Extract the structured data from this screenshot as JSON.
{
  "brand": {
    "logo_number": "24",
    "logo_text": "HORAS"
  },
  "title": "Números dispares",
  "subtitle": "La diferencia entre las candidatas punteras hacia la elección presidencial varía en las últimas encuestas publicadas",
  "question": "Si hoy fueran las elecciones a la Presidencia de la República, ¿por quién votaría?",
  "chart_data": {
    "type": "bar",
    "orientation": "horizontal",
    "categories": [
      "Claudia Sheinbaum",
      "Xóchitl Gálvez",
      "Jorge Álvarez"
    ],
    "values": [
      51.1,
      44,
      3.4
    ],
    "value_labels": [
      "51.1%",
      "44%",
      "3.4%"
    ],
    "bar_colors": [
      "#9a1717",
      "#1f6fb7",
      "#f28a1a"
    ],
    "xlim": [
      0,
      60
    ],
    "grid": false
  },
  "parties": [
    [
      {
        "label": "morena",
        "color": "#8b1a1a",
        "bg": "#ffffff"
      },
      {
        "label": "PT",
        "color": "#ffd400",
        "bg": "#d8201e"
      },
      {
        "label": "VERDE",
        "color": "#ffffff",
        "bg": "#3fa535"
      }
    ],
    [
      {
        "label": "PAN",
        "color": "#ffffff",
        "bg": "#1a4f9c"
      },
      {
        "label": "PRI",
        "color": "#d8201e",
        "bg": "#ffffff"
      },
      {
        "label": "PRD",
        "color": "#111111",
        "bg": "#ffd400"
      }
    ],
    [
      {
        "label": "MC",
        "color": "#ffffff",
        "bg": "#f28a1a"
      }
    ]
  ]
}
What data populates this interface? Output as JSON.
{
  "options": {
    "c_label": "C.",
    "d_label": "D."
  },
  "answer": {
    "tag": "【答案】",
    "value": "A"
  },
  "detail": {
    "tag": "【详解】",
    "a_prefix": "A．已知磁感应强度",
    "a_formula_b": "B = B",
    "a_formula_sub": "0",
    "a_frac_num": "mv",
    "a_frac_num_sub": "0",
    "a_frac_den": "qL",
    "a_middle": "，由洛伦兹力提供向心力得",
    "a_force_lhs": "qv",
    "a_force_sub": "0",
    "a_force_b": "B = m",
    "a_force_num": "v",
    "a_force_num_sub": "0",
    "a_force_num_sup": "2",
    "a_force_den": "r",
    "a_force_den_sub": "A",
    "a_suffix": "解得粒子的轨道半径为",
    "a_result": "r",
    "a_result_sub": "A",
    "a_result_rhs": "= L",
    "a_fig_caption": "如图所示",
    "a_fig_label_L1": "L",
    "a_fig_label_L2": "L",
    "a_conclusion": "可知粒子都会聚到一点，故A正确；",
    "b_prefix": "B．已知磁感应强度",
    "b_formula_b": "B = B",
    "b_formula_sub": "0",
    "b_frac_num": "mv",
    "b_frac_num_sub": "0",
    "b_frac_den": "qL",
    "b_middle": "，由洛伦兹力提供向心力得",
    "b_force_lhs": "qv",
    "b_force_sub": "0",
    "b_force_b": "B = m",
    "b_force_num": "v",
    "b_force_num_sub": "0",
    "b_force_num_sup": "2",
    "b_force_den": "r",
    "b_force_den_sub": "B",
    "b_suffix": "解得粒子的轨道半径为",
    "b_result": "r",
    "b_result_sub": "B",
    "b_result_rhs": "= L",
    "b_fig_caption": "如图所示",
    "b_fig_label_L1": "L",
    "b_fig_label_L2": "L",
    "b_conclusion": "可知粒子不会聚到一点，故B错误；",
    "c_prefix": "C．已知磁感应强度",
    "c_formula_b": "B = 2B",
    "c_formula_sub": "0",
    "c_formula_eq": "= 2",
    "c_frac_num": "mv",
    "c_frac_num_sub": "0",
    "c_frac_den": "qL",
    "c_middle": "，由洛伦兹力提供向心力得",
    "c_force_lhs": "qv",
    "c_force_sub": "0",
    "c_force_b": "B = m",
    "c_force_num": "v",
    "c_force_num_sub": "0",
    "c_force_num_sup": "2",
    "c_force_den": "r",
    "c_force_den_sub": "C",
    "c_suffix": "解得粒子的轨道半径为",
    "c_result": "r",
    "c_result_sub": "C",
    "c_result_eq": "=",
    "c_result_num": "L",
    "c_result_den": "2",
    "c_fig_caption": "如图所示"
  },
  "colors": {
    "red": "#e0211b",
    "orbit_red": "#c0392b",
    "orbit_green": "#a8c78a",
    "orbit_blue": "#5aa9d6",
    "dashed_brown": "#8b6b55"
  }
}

--

■ To do ■
List all lines from the entries that include the word "JSON".

■ Final result ■
Extract the structured data from this screenshot as JSON.
What data populates this interface? Output as JSON.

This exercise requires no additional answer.